[Instructions to follow]: Scan the lines below for the string "View" and copy every one that has it.

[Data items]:
———

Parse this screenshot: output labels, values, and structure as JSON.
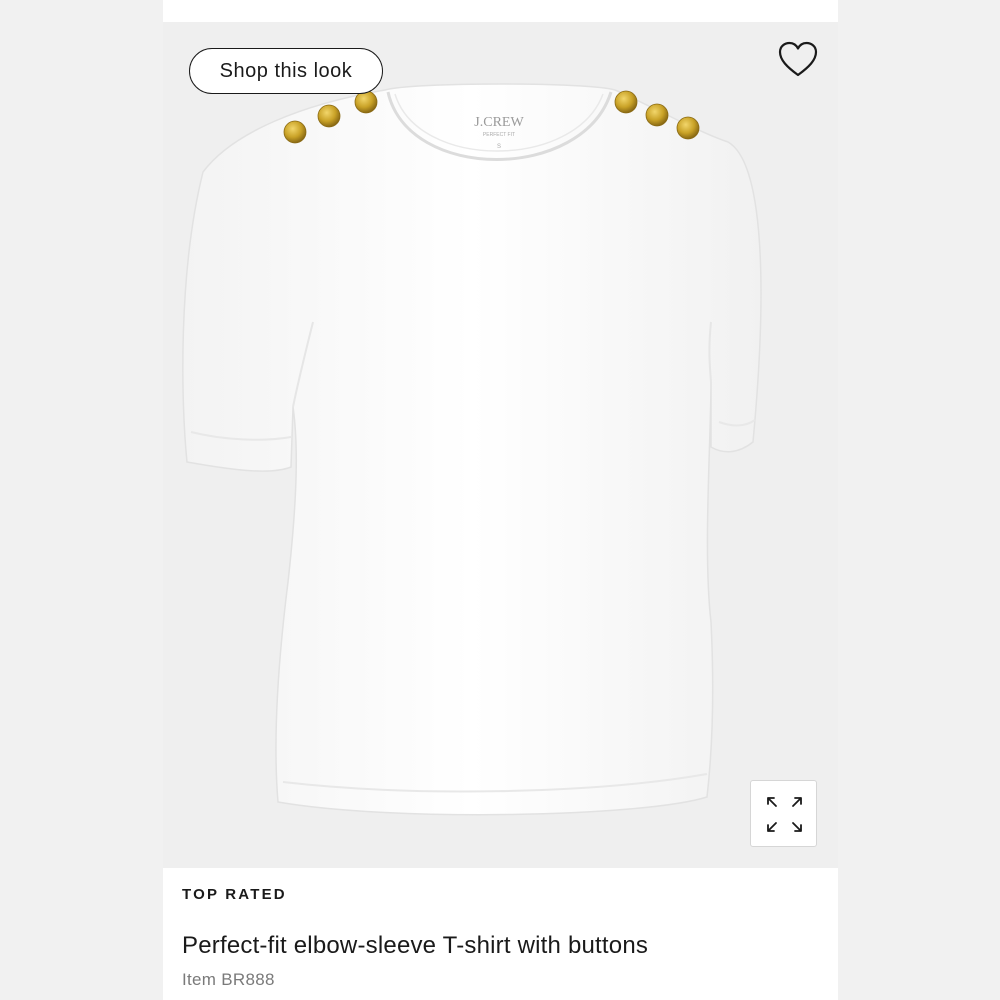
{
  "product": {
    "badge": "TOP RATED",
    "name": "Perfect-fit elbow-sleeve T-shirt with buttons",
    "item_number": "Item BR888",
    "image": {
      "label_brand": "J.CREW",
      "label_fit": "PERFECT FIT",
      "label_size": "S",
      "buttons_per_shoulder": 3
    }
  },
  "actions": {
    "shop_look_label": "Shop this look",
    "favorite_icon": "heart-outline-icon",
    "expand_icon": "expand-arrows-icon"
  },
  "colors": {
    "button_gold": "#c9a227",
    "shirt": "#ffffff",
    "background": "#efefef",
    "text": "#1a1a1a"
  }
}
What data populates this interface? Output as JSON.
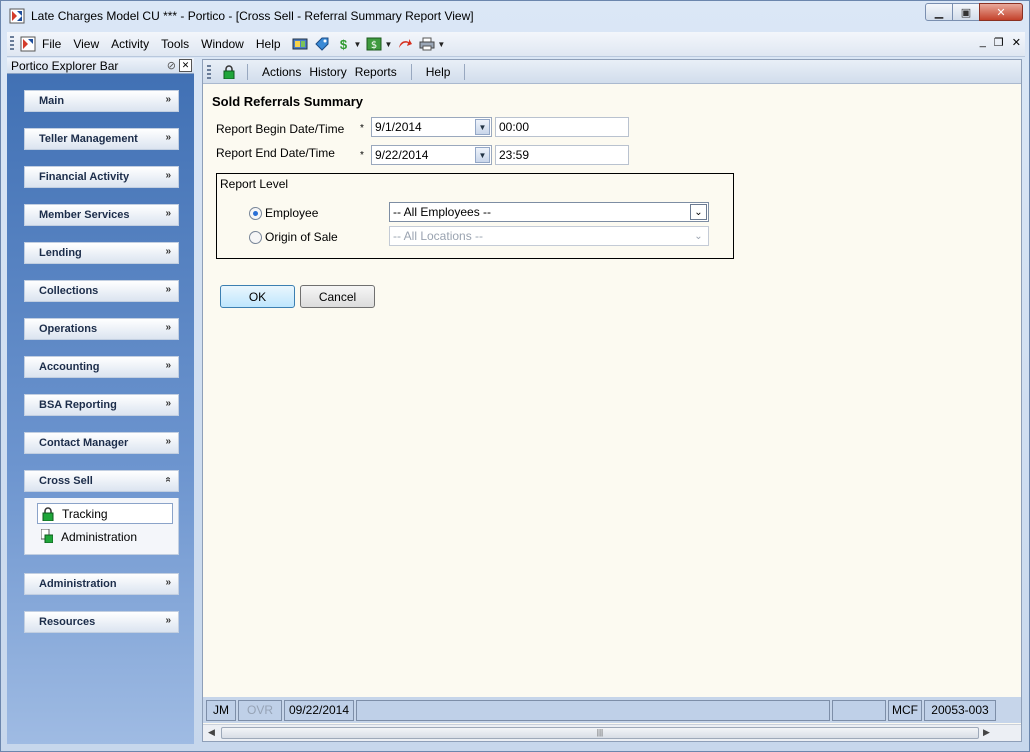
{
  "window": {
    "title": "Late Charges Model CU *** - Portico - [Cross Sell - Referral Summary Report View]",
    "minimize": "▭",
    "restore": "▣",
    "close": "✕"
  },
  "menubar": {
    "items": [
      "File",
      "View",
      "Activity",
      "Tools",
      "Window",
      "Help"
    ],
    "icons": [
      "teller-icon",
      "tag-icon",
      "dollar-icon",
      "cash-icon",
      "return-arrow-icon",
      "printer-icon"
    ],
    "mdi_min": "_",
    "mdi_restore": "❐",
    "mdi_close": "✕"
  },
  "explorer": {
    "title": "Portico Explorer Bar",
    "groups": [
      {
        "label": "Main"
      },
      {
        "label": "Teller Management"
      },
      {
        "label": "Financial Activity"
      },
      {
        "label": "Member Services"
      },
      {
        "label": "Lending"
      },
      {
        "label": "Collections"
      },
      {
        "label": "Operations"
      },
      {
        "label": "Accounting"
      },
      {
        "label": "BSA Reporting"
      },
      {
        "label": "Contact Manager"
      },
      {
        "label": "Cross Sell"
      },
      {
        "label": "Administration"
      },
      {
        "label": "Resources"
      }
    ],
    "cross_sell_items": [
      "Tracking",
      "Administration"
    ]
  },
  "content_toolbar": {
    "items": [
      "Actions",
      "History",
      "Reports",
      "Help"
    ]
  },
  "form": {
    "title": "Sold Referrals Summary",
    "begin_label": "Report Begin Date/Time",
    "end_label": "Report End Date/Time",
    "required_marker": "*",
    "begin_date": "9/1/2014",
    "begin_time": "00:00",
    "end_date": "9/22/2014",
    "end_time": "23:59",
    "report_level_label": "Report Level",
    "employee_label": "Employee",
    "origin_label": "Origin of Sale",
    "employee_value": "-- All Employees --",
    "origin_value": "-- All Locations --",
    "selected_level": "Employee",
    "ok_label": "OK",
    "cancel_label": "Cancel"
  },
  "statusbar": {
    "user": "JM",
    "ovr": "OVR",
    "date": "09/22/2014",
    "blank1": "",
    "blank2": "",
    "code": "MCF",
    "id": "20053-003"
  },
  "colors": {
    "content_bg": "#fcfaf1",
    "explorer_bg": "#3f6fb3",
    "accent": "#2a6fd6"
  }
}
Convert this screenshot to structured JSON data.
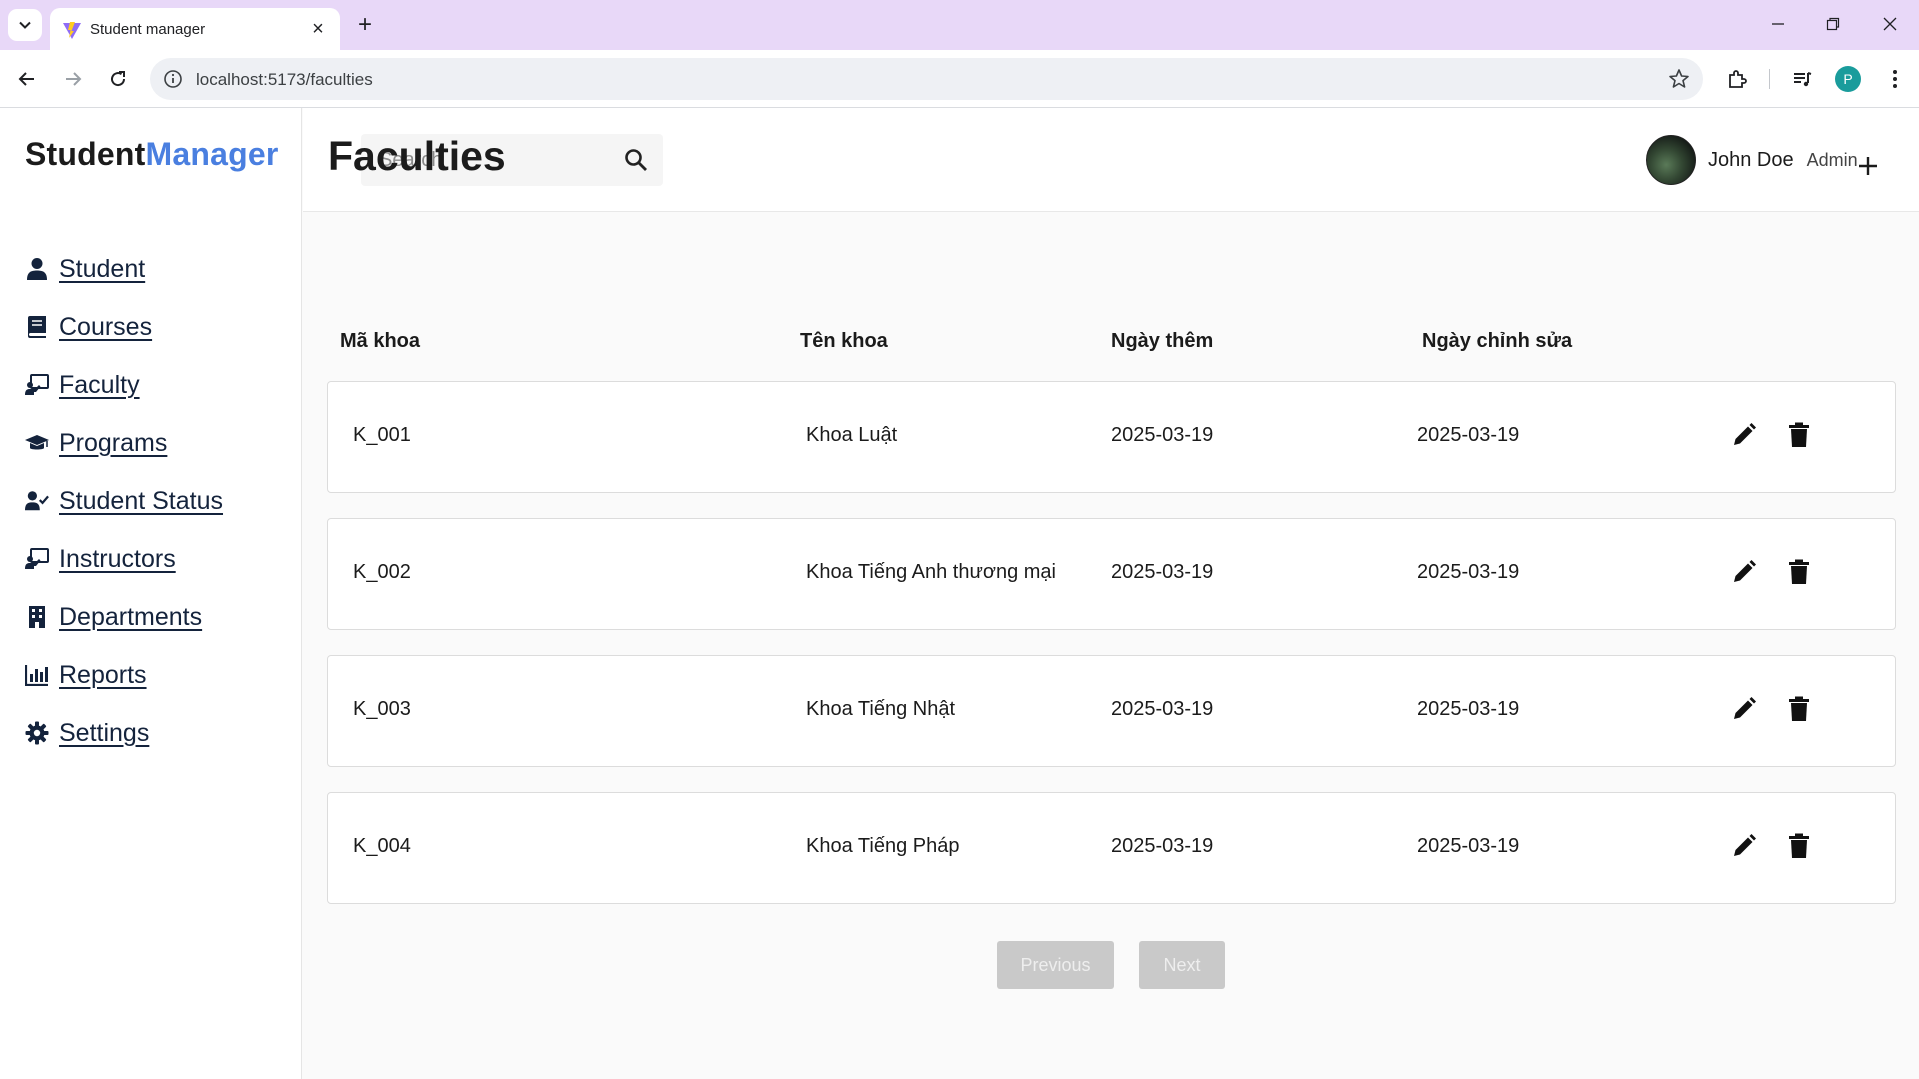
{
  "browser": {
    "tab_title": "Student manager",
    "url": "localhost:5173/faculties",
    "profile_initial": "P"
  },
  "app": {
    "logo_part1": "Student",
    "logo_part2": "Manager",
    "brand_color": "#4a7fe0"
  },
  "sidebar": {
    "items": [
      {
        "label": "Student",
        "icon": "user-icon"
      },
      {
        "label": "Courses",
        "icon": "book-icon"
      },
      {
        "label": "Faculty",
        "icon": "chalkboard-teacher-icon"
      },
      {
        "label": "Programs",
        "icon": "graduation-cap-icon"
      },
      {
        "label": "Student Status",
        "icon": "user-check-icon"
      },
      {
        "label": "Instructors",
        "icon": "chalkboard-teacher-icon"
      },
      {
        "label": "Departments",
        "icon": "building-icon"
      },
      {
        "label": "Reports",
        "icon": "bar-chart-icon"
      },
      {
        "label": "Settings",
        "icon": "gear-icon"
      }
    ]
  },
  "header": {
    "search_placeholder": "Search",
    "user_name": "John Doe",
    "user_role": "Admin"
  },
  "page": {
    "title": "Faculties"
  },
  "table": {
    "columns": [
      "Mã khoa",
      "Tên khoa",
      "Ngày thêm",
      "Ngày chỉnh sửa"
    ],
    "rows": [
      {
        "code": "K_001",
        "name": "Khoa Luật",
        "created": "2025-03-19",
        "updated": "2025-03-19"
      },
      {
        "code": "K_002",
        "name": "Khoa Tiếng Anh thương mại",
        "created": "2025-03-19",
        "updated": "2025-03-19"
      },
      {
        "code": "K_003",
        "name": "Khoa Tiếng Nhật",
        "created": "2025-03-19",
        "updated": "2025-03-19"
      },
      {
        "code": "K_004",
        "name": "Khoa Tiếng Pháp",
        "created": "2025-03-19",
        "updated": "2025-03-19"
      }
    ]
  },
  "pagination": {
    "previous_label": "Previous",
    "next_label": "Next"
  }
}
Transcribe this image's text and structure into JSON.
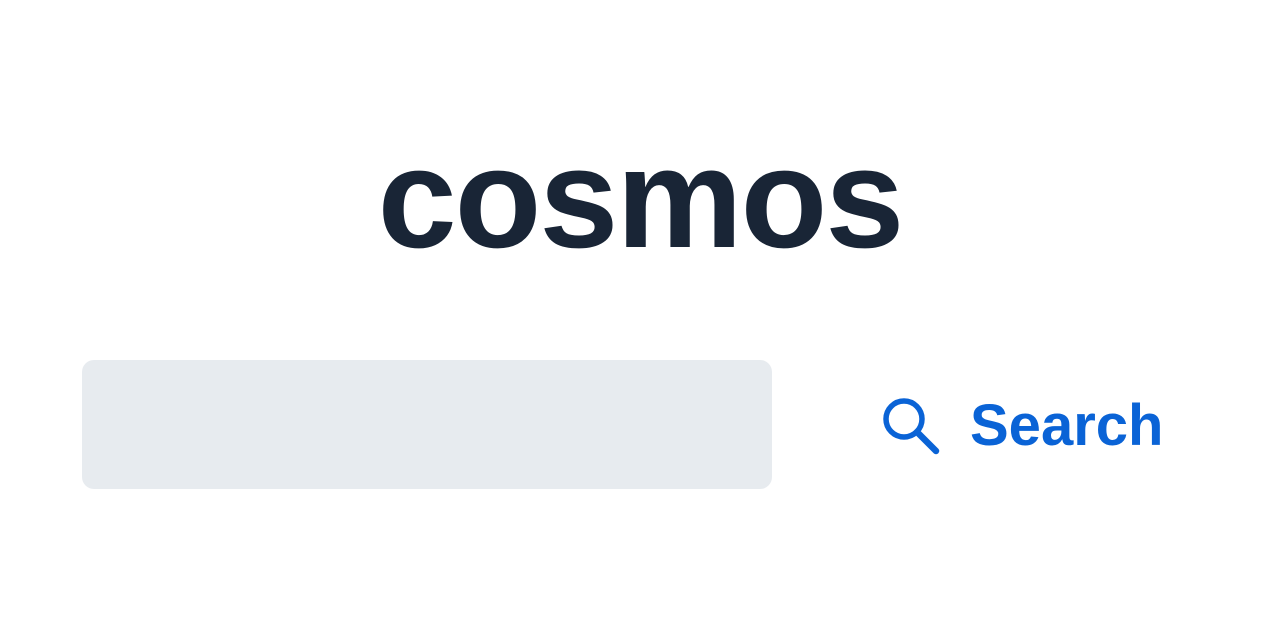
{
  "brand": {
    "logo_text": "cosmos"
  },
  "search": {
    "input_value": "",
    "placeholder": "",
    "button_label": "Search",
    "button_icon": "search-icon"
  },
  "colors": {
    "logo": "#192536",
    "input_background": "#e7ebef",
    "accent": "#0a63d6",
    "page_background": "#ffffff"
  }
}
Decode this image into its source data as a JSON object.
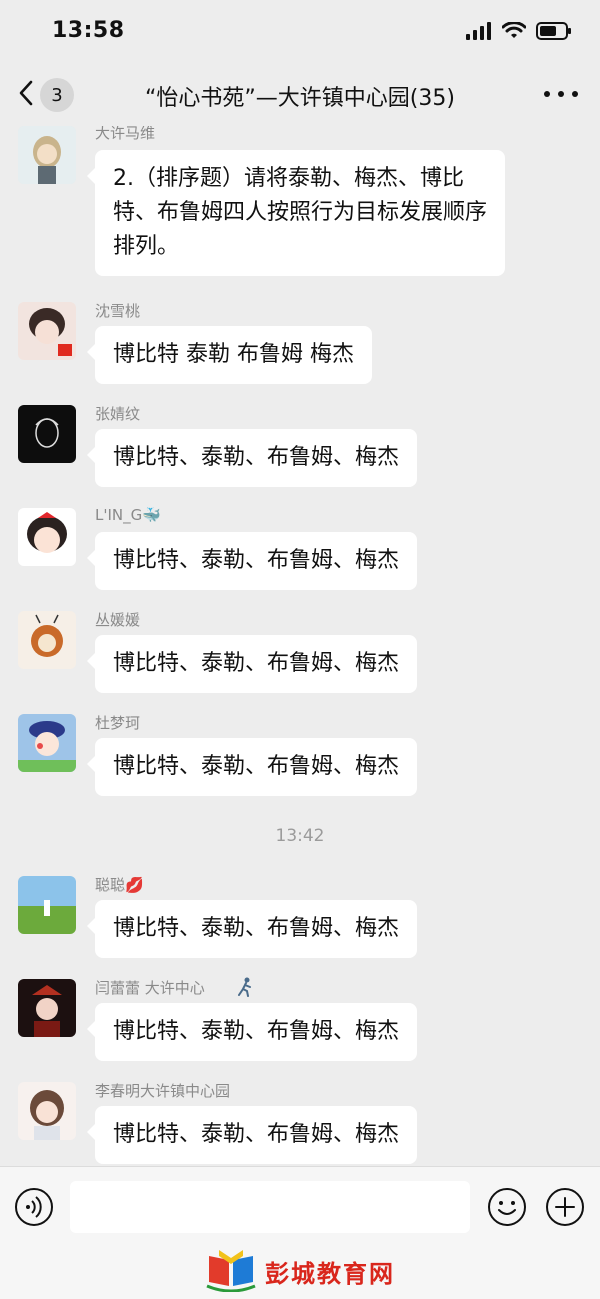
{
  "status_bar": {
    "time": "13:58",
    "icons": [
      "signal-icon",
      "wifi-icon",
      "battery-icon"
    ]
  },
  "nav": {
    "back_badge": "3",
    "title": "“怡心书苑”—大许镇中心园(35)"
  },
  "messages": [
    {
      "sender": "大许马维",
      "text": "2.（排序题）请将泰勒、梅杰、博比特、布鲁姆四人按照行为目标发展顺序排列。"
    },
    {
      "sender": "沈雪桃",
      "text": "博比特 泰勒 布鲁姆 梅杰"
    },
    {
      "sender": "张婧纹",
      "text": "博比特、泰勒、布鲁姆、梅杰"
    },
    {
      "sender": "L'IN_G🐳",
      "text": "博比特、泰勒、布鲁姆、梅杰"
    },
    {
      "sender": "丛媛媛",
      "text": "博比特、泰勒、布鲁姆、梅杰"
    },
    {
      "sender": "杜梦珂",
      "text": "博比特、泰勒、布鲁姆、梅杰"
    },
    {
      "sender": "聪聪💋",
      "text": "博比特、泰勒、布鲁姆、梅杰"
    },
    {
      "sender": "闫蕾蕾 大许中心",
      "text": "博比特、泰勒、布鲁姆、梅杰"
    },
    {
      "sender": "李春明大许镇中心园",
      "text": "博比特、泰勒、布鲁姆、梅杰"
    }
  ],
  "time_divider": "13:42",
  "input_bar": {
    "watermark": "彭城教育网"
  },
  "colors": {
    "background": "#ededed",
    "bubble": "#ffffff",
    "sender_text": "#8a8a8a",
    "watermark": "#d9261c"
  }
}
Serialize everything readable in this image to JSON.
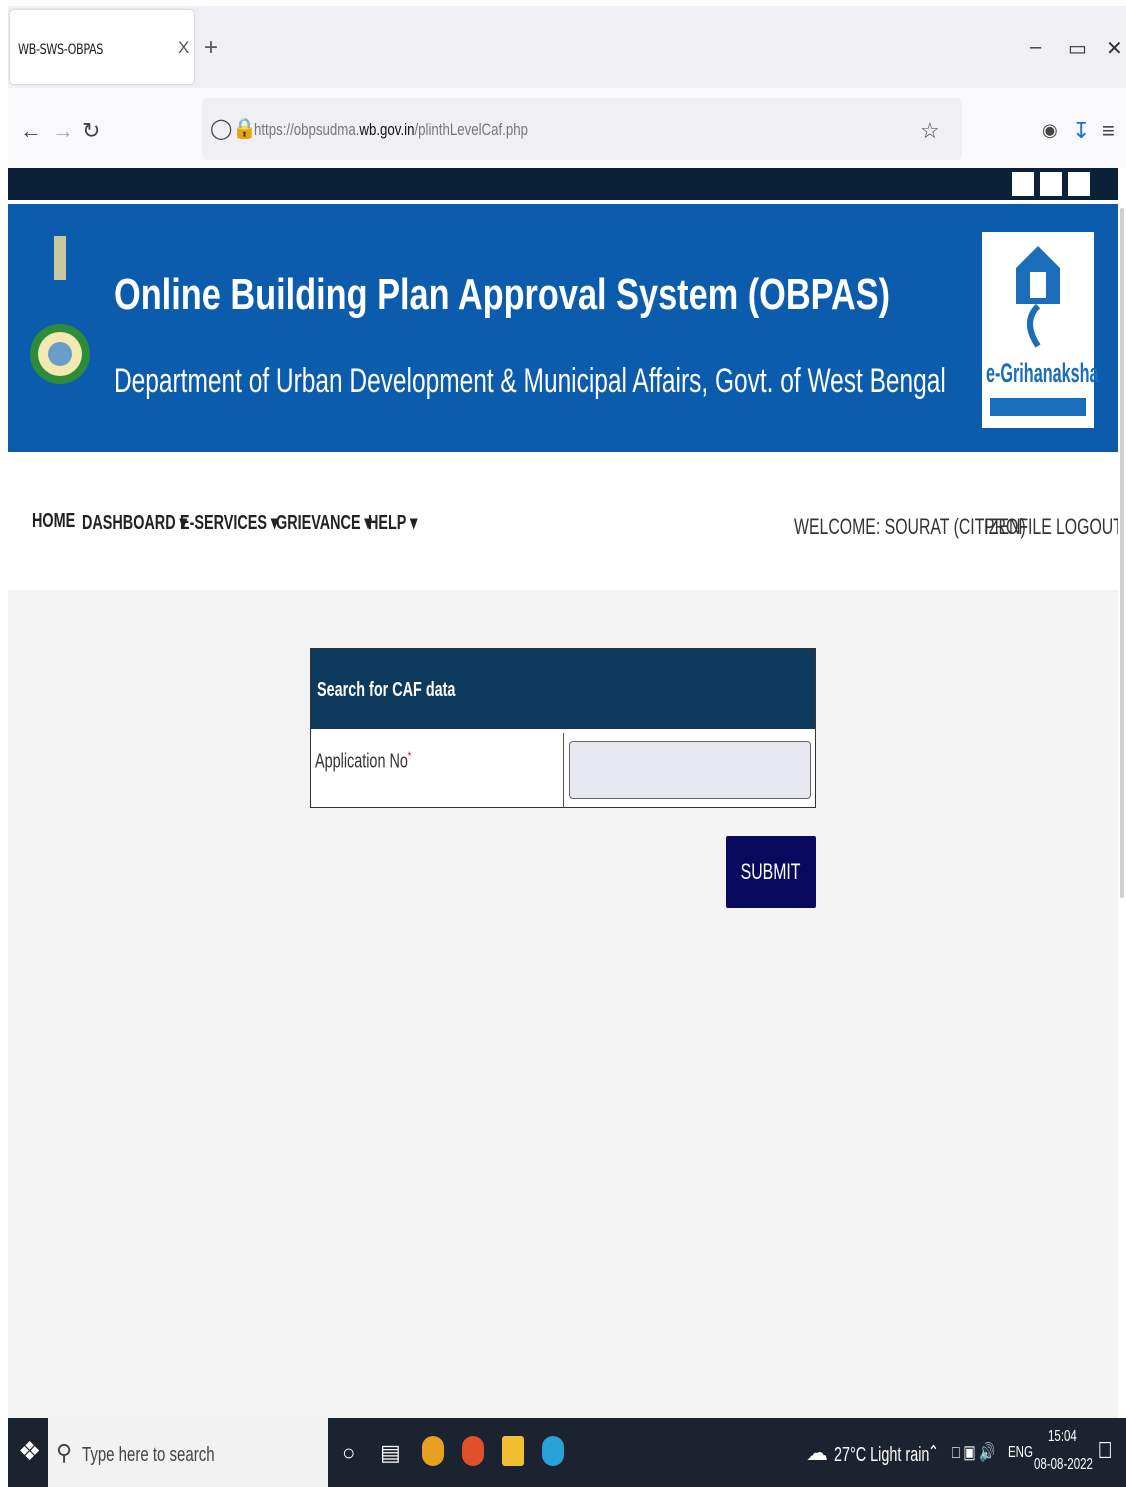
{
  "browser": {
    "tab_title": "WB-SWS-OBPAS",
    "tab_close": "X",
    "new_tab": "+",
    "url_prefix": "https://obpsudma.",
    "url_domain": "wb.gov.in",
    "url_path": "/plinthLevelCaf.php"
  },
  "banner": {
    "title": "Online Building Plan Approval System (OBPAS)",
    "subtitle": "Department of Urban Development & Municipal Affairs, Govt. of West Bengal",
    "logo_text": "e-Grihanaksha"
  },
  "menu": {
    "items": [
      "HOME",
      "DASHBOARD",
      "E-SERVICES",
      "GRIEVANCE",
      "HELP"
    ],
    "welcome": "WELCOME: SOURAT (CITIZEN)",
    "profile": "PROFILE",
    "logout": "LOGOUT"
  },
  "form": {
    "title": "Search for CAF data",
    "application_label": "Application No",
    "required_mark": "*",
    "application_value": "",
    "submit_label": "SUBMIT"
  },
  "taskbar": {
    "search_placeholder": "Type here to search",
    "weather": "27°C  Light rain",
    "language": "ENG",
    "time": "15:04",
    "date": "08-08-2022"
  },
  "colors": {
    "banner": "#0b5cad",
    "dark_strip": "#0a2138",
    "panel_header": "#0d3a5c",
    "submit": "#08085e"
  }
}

———

[Response for this exercise]:
    "title": "Late Charges Model CU *** - Portico - [Cross Sell - Referral Summary Report View]",
      "View",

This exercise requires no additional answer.